** Begin Data for this task **
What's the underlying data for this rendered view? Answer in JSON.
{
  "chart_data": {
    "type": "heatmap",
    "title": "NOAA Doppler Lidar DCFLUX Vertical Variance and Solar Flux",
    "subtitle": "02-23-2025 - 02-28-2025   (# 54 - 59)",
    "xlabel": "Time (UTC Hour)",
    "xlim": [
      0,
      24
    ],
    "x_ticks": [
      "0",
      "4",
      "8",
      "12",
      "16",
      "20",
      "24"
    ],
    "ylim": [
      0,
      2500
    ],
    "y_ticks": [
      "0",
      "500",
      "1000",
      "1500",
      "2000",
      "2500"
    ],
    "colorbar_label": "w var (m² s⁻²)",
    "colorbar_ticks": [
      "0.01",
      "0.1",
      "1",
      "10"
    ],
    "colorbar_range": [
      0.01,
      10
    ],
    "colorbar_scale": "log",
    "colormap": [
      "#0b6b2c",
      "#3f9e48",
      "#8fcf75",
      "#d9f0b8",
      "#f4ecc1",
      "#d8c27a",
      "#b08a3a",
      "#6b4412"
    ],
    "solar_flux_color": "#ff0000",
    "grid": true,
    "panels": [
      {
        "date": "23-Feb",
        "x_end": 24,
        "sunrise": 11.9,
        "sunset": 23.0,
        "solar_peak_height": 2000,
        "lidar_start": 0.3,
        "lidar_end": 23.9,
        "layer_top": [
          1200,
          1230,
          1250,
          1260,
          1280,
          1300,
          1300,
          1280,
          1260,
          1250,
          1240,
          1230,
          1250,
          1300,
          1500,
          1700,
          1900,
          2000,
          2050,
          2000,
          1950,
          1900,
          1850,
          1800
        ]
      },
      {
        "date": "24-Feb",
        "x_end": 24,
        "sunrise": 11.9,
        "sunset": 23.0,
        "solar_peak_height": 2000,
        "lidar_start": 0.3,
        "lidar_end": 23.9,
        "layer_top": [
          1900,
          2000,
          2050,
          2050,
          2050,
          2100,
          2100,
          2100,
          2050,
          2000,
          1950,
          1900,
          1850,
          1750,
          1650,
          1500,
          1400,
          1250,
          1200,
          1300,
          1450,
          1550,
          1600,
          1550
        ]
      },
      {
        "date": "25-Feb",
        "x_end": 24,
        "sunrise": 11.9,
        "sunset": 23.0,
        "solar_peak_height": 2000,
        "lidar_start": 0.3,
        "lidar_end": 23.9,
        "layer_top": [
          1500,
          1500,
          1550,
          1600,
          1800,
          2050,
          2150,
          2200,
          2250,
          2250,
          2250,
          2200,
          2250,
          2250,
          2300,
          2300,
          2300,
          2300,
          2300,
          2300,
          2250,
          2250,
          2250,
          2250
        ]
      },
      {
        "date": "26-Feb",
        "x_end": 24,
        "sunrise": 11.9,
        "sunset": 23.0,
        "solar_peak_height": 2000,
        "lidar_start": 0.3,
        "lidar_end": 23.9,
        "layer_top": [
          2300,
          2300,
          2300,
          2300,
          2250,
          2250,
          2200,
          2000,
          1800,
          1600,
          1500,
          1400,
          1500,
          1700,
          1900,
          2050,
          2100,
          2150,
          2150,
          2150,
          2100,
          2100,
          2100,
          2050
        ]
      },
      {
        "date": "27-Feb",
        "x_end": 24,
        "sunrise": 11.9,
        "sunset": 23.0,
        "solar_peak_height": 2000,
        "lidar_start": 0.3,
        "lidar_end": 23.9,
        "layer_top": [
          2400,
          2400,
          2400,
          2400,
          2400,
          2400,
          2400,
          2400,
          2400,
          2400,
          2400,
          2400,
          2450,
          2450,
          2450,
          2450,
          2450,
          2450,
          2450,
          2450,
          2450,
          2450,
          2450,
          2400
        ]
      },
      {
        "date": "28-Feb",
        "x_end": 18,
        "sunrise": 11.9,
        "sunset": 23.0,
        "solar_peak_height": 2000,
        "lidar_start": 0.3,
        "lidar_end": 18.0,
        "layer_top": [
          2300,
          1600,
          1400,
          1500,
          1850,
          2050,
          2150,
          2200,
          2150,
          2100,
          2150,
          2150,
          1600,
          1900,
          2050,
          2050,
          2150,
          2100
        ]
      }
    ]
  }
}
** End Data for this task **
Directive ▸
Return every line of the material exactly.

Result of this exercise ▸
What's the underlying data for this rendered view? Answer in JSON.
{
  "chart_data": {
    "type": "heatmap",
    "title": "NOAA Doppler Lidar DCFLUX Vertical Variance and Solar Flux",
    "subtitle": "02-23-2025 - 02-28-2025   (# 54 - 59)",
    "xlabel": "Time (UTC Hour)",
    "xlim": [
      0,
      24
    ],
    "x_ticks": [
      "0",
      "4",
      "8",
      "12",
      "16",
      "20",
      "24"
    ],
    "ylim": [
      0,
      2500
    ],
    "y_ticks": [
      "0",
      "500",
      "1000",
      "1500",
      "2000",
      "2500"
    ],
    "colorbar_label": "w var (m² s⁻²)",
    "colorbar_ticks": [
      "0.01",
      "0.1",
      "1",
      "10"
    ],
    "colorbar_range": [
      0.01,
      10
    ],
    "colorbar_scale": "log",
    "colormap": [
      "#0b6b2c",
      "#3f9e48",
      "#8fcf75",
      "#d9f0b8",
      "#f4ecc1",
      "#d8c27a",
      "#b08a3a",
      "#6b4412"
    ],
    "solar_flux_color": "#ff0000",
    "grid": true,
    "panels": [
      {
        "date": "23-Feb",
        "x_end": 24,
        "sunrise": 11.9,
        "sunset": 23.0,
        "solar_peak_height": 2000,
        "lidar_start": 0.3,
        "lidar_end": 23.9,
        "layer_top": [
          1200,
          1230,
          1250,
          1260,
          1280,
          1300,
          1300,
          1280,
          1260,
          1250,
          1240,
          1230,
          1250,
          1300,
          1500,
          1700,
          1900,
          2000,
          2050,
          2000,
          1950,
          1900,
          1850,
          1800
        ]
      },
      {
        "date": "24-Feb",
        "x_end": 24,
        "sunrise": 11.9,
        "sunset": 23.0,
        "solar_peak_height": 2000,
        "lidar_start": 0.3,
        "lidar_end": 23.9,
        "layer_top": [
          1900,
          2000,
          2050,
          2050,
          2050,
          2100,
          2100,
          2100,
          2050,
          2000,
          1950,
          1900,
          1850,
          1750,
          1650,
          1500,
          1400,
          1250,
          1200,
          1300,
          1450,
          1550,
          1600,
          1550
        ]
      },
      {
        "date": "25-Feb",
        "x_end": 24,
        "sunrise": 11.9,
        "sunset": 23.0,
        "solar_peak_height": 2000,
        "lidar_start": 0.3,
        "lidar_end": 23.9,
        "layer_top": [
          1500,
          1500,
          1550,
          1600,
          1800,
          2050,
          2150,
          2200,
          2250,
          2250,
          2250,
          2200,
          2250,
          2250,
          2300,
          2300,
          2300,
          2300,
          2300,
          2300,
          2250,
          2250,
          2250,
          2250
        ]
      },
      {
        "date": "26-Feb",
        "x_end": 24,
        "sunrise": 11.9,
        "sunset": 23.0,
        "solar_peak_height": 2000,
        "lidar_start": 0.3,
        "lidar_end": 23.9,
        "layer_top": [
          2300,
          2300,
          2300,
          2300,
          2250,
          2250,
          2200,
          2000,
          1800,
          1600,
          1500,
          1400,
          1500,
          1700,
          1900,
          2050,
          2100,
          2150,
          2150,
          2150,
          2100,
          2100,
          2100,
          2050
        ]
      },
      {
        "date": "27-Feb",
        "x_end": 24,
        "sunrise": 11.9,
        "sunset": 23.0,
        "solar_peak_height": 2000,
        "lidar_start": 0.3,
        "lidar_end": 23.9,
        "layer_top": [
          2400,
          2400,
          2400,
          2400,
          2400,
          2400,
          2400,
          2400,
          2400,
          2400,
          2400,
          2400,
          2450,
          2450,
          2450,
          2450,
          2450,
          2450,
          2450,
          2450,
          2450,
          2450,
          2450,
          2400
        ]
      },
      {
        "date": "28-Feb",
        "x_end": 18,
        "sunrise": 11.9,
        "sunset": 23.0,
        "solar_peak_height": 2000,
        "lidar_start": 0.3,
        "lidar_end": 18.0,
        "layer_top": [
          2300,
          1600,
          1400,
          1500,
          1850,
          2050,
          2150,
          2200,
          2150,
          2100,
          2150,
          2150,
          1600,
          1900,
          2050,
          2050,
          2150,
          2100
        ]
      }
    ]
  }
}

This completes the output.